* **Written task**: Repeat all of the records verbatim.

Figure data in JSON:
====
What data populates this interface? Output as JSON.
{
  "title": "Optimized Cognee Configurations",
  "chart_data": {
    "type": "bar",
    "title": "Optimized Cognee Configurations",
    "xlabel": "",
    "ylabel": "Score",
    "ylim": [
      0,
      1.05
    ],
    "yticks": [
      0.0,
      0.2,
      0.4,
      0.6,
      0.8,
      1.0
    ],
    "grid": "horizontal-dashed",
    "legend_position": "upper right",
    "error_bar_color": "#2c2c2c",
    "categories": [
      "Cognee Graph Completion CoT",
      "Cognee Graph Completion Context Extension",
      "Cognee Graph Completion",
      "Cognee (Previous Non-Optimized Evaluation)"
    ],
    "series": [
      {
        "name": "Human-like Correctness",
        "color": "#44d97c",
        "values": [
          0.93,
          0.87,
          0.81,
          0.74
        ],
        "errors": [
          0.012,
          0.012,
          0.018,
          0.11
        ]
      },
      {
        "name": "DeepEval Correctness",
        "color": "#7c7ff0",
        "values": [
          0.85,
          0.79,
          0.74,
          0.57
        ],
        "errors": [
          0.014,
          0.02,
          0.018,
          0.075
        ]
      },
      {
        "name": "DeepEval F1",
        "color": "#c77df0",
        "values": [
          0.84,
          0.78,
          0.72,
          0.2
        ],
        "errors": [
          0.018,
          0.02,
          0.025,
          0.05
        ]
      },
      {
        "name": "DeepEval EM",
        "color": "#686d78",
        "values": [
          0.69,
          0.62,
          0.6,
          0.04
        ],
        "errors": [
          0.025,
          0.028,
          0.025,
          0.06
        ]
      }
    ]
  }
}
====
* **Exercise output**:
What data populates this interface? Output as JSON.
{
  "title": "Optimized Cognee Configurations",
  "chart_data": {
    "type": "bar",
    "title": "Optimized Cognee Configurations",
    "xlabel": "",
    "ylabel": "Score",
    "ylim": [
      0,
      1.05
    ],
    "yticks": [
      0.0,
      0.2,
      0.4,
      0.6,
      0.8,
      1.0
    ],
    "grid": "horizontal-dashed",
    "legend_position": "upper right",
    "error_bar_color": "#2c2c2c",
    "categories": [
      "Cognee Graph Completion CoT",
      "Cognee Graph Completion Context Extension",
      "Cognee Graph Completion",
      "Cognee (Previous Non-Optimized Evaluation)"
    ],
    "series": [
      {
        "name": "Human-like Correctness",
        "color": "#44d97c",
        "values": [
          0.93,
          0.87,
          0.81,
          0.74
        ],
        "errors": [
          0.012,
          0.012,
          0.018,
          0.11
        ]
      },
      {
        "name": "DeepEval Correctness",
        "color": "#7c7ff0",
        "values": [
          0.85,
          0.79,
          0.74,
          0.57
        ],
        "errors": [
          0.014,
          0.02,
          0.018,
          0.075
        ]
      },
      {
        "name": "DeepEval F1",
        "color": "#c77df0",
        "values": [
          0.84,
          0.78,
          0.72,
          0.2
        ],
        "errors": [
          0.018,
          0.02,
          0.025,
          0.05
        ]
      },
      {
        "name": "DeepEval EM",
        "color": "#686d78",
        "values": [
          0.69,
          0.62,
          0.6,
          0.04
        ],
        "errors": [
          0.025,
          0.028,
          0.025,
          0.06
        ]
      }
    ]
  }
}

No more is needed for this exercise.